### The records
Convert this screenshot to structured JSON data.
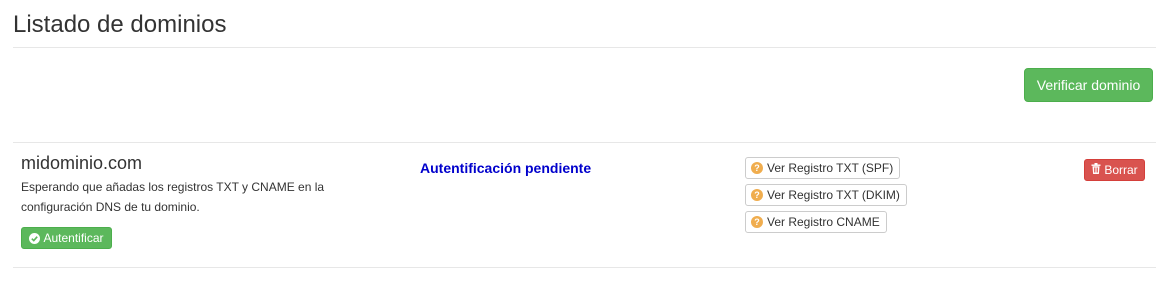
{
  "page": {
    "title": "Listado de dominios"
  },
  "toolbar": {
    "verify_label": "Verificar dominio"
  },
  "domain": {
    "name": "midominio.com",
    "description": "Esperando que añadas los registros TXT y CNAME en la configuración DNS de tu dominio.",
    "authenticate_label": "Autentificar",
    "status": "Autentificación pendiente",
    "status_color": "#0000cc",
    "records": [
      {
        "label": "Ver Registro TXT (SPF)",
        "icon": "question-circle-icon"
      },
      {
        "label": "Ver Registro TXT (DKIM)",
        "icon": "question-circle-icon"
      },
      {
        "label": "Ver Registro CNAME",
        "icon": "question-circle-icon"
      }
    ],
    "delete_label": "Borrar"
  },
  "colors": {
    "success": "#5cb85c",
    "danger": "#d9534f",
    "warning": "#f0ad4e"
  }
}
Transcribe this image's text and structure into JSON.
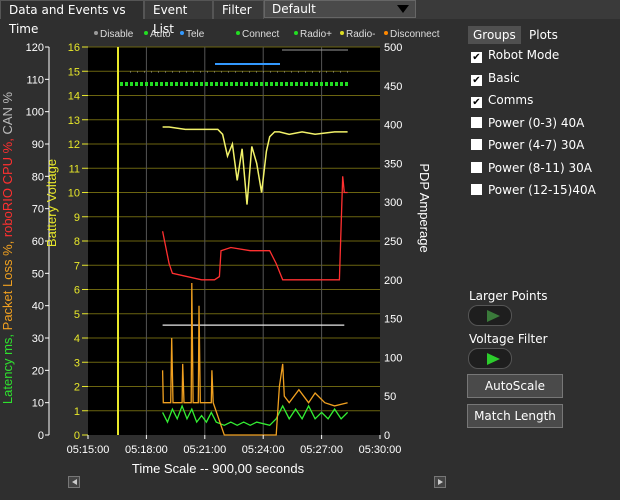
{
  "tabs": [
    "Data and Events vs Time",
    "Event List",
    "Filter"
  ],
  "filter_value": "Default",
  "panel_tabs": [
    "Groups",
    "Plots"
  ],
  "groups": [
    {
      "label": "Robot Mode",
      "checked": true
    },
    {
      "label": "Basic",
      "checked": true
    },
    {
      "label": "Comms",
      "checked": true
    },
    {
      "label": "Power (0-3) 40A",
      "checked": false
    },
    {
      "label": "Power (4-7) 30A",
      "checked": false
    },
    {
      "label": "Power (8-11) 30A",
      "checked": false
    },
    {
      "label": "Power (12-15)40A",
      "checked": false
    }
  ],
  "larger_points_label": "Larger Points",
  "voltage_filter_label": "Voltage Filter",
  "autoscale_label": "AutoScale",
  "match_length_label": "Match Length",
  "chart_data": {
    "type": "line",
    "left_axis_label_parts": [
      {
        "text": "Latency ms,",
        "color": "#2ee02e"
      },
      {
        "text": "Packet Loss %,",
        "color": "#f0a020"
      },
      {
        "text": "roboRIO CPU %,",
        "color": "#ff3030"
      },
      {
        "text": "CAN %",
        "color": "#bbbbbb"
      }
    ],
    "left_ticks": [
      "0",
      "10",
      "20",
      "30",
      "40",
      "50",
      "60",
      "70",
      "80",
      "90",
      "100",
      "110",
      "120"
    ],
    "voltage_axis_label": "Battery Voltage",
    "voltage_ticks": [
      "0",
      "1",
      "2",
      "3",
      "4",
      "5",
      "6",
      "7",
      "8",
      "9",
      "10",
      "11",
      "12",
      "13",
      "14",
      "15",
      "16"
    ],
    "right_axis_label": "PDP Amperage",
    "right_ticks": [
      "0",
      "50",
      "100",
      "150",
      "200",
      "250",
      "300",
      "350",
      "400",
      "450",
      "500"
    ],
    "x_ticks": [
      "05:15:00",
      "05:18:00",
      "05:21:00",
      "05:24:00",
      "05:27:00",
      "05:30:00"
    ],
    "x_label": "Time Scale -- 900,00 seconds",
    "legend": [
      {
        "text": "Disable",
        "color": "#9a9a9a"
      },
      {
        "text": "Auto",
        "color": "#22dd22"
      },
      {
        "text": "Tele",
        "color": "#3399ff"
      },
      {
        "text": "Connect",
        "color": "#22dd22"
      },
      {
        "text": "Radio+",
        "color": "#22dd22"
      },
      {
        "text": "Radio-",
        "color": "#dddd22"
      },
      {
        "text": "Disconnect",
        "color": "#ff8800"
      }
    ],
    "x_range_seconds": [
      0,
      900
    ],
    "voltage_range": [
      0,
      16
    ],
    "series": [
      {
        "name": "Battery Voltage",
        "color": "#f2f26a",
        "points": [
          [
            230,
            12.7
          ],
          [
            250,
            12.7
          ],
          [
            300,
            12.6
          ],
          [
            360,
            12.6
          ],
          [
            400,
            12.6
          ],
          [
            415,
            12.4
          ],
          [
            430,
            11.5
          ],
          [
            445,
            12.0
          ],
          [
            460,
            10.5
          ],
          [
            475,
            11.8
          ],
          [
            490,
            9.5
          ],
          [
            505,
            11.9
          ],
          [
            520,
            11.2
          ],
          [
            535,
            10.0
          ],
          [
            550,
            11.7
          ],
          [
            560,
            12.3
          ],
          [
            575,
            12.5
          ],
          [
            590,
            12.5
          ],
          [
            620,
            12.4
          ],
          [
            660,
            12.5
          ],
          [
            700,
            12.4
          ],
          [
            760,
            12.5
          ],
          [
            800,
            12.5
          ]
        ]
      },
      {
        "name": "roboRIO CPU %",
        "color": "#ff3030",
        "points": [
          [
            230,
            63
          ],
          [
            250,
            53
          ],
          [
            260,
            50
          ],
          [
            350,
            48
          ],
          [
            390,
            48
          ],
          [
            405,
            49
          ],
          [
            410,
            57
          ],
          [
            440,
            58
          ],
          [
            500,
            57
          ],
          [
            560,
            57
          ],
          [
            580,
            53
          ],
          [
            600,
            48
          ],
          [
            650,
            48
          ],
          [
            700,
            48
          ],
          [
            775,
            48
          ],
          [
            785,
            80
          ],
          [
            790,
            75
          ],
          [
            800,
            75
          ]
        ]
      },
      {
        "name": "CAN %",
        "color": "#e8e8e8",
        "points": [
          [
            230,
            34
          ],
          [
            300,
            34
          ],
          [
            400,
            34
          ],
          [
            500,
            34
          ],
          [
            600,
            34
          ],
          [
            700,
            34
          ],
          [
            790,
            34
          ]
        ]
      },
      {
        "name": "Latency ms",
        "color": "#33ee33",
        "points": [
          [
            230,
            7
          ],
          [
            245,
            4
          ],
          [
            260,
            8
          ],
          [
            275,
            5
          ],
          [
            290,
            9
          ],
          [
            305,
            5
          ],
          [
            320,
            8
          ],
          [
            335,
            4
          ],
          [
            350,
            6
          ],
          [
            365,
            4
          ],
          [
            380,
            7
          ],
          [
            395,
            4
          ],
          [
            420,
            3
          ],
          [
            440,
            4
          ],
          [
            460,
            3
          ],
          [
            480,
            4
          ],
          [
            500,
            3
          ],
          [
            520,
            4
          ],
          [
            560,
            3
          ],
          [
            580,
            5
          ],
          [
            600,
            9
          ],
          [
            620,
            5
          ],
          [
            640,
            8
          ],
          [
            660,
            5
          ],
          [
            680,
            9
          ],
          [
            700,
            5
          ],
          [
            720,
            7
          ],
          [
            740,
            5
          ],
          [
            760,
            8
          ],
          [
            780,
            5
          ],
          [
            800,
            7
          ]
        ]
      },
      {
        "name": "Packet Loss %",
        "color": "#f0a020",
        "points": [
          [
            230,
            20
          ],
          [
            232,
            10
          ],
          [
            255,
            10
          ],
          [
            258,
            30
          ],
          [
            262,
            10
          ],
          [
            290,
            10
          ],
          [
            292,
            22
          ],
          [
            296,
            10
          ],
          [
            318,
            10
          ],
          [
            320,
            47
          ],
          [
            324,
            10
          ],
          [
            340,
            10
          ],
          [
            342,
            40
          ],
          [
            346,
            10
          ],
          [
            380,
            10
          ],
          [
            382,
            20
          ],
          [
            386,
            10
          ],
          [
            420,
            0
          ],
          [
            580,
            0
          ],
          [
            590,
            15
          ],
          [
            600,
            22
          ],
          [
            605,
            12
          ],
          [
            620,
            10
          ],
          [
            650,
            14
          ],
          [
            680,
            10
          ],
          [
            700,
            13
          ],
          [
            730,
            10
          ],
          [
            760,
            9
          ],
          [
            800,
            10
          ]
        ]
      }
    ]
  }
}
* * *
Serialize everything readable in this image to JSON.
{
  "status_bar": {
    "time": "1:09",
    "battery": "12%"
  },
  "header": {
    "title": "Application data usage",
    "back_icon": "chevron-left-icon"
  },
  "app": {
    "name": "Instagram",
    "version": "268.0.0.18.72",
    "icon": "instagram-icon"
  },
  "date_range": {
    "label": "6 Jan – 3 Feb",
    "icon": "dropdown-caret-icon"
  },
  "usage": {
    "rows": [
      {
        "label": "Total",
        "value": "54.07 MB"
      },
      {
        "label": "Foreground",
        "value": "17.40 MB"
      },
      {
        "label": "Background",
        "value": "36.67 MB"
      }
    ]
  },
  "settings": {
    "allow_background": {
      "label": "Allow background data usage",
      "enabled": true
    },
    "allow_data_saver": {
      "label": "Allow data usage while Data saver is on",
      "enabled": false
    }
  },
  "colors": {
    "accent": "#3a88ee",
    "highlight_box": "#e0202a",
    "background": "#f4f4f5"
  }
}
--
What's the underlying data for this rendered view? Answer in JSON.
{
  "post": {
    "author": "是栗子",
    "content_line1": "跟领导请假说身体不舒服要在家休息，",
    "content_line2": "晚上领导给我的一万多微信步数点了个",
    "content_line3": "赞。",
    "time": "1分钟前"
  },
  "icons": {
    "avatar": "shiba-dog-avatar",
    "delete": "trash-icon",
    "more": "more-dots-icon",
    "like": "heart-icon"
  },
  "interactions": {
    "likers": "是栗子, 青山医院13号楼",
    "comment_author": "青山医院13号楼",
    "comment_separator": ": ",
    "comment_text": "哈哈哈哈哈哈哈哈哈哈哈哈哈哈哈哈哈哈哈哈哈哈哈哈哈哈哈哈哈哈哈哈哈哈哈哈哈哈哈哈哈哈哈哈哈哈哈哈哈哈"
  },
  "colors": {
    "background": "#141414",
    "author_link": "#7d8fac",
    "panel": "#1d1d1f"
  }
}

### Objective
Gather, from the listing above, every line carrying the word "Power".

### Full answer
      "label": "Power (0-3) 40A",
      "label": "Power (4-7) 30A",
      "label": "Power (8-11) 30A",
      "label": "Power (12-15)40A",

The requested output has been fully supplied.